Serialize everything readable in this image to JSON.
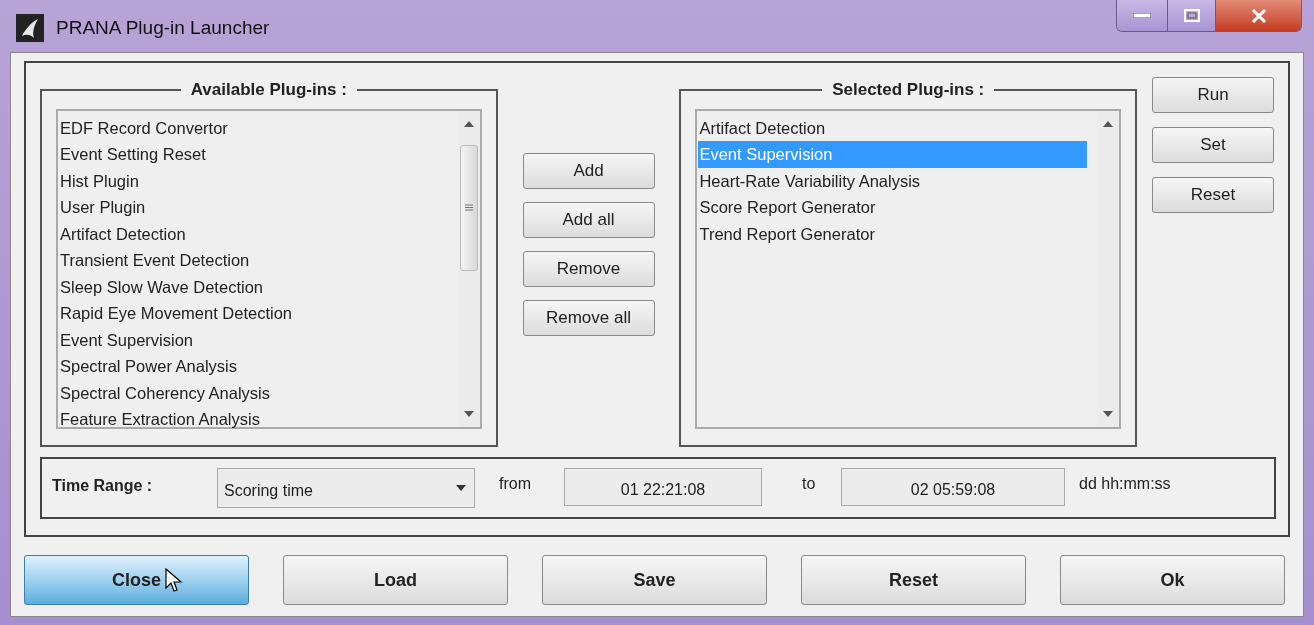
{
  "window": {
    "title": "PRANA Plug-in Launcher"
  },
  "available": {
    "title": "Available Plug-ins :",
    "items": [
      {
        "label": "EDF Record Convertor",
        "selected": false
      },
      {
        "label": "Event Setting Reset",
        "selected": false
      },
      {
        "label": "Hist Plugin",
        "selected": false
      },
      {
        "label": "User Plugin",
        "selected": false
      },
      {
        "label": "Artifact Detection",
        "selected": false
      },
      {
        "label": "Transient Event Detection",
        "selected": false
      },
      {
        "label": "Sleep Slow Wave Detection",
        "selected": false
      },
      {
        "label": "Rapid Eye Movement Detection",
        "selected": false
      },
      {
        "label": "Event Supervision",
        "selected": false
      },
      {
        "label": "Spectral Power Analysis",
        "selected": false
      },
      {
        "label": "Spectral Coherency Analysis",
        "selected": false
      },
      {
        "label": "Feature Extraction Analysis",
        "selected": false
      }
    ]
  },
  "transfer_buttons": [
    "Add",
    "Add all",
    "Remove",
    "Remove all"
  ],
  "selected_plugins": {
    "title": "Selected Plug-ins :",
    "items": [
      {
        "label": "Artifact Detection",
        "selected": false
      },
      {
        "label": "Event Supervision",
        "selected": true
      },
      {
        "label": "Heart-Rate Variability Analysis",
        "selected": false
      },
      {
        "label": "Score Report Generator",
        "selected": false
      },
      {
        "label": "Trend Report Generator",
        "selected": false
      }
    ]
  },
  "action_buttons": [
    "Run",
    "Set",
    "Reset"
  ],
  "time_range": {
    "label": "Time Range :",
    "mode": "Scoring time",
    "from_label": "from",
    "from": "01 22:21:08",
    "to_label": "to",
    "to": "02 05:59:08",
    "format": "dd hh:mm:ss"
  },
  "bottom_buttons": [
    {
      "label": "Close",
      "hovered": true
    },
    {
      "label": "Load",
      "hovered": false
    },
    {
      "label": "Save",
      "hovered": false
    },
    {
      "label": "Reset",
      "hovered": false
    },
    {
      "label": "Ok",
      "hovered": false
    }
  ]
}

- EXERCISE PROMPT
Show the lines of the material that contain the word "Report".

- ANSWER
        "label": "Score Report Generator",
        "label": "Trend Report Generator",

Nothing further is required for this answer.